Determine how many lines in the data below contain "Débit" and write only that number.

* start THE INPUT *

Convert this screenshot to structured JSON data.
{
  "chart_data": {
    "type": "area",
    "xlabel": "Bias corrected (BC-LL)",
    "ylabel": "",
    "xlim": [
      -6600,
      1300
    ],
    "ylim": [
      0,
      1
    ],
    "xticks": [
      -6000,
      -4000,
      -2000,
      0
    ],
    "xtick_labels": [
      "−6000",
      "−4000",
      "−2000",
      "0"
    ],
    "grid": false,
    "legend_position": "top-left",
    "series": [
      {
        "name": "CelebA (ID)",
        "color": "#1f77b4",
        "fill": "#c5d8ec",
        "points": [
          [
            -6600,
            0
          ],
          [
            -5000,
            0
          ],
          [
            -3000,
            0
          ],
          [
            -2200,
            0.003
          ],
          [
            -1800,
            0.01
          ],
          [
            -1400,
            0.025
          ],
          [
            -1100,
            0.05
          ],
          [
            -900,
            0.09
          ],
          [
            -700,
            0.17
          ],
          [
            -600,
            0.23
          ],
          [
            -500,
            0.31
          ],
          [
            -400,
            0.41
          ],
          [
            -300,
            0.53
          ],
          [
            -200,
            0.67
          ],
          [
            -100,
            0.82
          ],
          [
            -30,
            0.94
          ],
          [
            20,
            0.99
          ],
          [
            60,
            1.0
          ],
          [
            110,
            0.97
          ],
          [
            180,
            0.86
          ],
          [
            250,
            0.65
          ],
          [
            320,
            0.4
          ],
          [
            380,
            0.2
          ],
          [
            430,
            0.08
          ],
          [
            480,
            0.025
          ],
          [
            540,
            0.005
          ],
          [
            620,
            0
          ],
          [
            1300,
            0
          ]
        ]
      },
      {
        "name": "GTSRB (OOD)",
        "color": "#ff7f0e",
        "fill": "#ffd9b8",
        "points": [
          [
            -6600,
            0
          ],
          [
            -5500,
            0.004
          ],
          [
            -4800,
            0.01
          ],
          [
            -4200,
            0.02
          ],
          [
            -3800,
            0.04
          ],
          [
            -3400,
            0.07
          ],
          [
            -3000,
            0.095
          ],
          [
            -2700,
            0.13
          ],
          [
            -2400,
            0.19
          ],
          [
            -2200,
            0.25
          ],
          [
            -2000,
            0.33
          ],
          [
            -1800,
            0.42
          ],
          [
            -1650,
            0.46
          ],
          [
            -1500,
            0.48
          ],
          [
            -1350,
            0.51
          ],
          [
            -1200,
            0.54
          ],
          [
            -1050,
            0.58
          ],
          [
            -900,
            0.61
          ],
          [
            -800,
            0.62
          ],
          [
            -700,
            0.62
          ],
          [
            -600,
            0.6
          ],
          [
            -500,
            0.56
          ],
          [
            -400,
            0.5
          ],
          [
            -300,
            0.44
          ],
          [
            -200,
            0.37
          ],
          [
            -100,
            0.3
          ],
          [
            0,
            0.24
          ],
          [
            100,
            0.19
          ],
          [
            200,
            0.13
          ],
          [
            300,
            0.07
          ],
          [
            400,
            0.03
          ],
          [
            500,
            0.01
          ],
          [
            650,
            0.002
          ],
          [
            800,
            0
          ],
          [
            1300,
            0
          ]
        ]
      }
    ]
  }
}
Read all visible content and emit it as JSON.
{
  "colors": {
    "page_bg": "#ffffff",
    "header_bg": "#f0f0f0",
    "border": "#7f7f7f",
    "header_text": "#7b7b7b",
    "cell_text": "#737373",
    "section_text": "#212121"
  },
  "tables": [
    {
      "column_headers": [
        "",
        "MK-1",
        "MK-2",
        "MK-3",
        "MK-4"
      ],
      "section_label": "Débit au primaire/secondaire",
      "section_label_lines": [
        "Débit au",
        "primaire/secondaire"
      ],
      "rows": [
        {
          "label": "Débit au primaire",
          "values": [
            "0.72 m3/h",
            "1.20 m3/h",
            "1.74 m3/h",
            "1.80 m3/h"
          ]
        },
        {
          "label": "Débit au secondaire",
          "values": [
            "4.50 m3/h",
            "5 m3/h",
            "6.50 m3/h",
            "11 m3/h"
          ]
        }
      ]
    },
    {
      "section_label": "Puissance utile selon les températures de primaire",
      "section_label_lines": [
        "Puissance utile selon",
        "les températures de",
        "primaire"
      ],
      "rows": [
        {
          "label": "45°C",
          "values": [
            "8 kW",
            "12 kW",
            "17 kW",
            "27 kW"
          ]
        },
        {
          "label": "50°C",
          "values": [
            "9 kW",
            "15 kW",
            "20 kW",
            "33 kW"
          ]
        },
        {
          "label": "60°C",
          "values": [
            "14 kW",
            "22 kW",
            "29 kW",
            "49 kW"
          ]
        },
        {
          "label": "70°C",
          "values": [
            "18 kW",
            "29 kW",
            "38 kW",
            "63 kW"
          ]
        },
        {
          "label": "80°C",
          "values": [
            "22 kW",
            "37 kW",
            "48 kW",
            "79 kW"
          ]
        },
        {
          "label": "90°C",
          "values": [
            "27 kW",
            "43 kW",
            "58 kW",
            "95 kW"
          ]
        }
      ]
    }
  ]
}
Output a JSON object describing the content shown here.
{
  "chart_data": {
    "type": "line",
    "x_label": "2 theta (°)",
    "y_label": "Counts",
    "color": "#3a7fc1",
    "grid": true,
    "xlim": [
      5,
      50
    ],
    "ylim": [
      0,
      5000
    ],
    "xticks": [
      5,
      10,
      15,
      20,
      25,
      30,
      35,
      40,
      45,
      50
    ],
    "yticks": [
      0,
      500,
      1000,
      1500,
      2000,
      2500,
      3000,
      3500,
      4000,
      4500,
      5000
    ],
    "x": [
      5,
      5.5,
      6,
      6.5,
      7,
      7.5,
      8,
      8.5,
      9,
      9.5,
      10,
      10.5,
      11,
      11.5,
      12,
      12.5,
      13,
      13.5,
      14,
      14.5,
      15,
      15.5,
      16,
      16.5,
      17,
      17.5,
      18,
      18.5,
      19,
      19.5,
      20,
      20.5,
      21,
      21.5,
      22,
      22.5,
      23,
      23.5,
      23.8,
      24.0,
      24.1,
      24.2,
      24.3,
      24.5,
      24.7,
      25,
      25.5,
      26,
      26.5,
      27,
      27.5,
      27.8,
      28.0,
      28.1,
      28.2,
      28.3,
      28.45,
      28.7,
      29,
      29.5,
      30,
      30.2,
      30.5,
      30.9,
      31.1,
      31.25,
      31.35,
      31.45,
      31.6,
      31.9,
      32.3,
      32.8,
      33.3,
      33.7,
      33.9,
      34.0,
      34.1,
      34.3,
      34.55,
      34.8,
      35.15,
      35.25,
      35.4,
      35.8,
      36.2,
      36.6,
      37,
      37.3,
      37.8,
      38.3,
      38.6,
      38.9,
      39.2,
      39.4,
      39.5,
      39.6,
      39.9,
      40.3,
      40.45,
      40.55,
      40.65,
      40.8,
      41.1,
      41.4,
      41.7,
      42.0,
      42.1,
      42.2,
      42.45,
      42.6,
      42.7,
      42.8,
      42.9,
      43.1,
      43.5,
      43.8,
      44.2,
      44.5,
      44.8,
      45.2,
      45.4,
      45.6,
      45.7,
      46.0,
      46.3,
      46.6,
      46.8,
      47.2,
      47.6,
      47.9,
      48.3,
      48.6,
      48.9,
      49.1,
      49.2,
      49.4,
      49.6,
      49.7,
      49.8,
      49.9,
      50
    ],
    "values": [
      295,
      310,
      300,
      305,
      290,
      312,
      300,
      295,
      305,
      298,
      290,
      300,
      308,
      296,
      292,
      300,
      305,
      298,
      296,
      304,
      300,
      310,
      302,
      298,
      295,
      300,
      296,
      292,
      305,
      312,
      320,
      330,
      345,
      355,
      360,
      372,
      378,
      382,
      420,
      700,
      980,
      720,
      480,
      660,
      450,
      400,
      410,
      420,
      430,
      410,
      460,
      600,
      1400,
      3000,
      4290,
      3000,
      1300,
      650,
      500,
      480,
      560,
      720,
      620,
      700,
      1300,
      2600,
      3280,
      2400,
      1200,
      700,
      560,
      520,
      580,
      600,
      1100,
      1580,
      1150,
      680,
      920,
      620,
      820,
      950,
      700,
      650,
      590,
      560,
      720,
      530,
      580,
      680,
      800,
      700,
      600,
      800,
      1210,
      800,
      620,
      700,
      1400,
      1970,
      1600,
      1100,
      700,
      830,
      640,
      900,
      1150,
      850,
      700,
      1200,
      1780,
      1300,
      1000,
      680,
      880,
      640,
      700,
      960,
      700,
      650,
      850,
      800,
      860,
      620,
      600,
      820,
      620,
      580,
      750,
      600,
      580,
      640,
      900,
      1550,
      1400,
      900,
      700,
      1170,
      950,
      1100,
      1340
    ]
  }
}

* end THE INPUT *

SOLUTION TO THIS TASK >>
4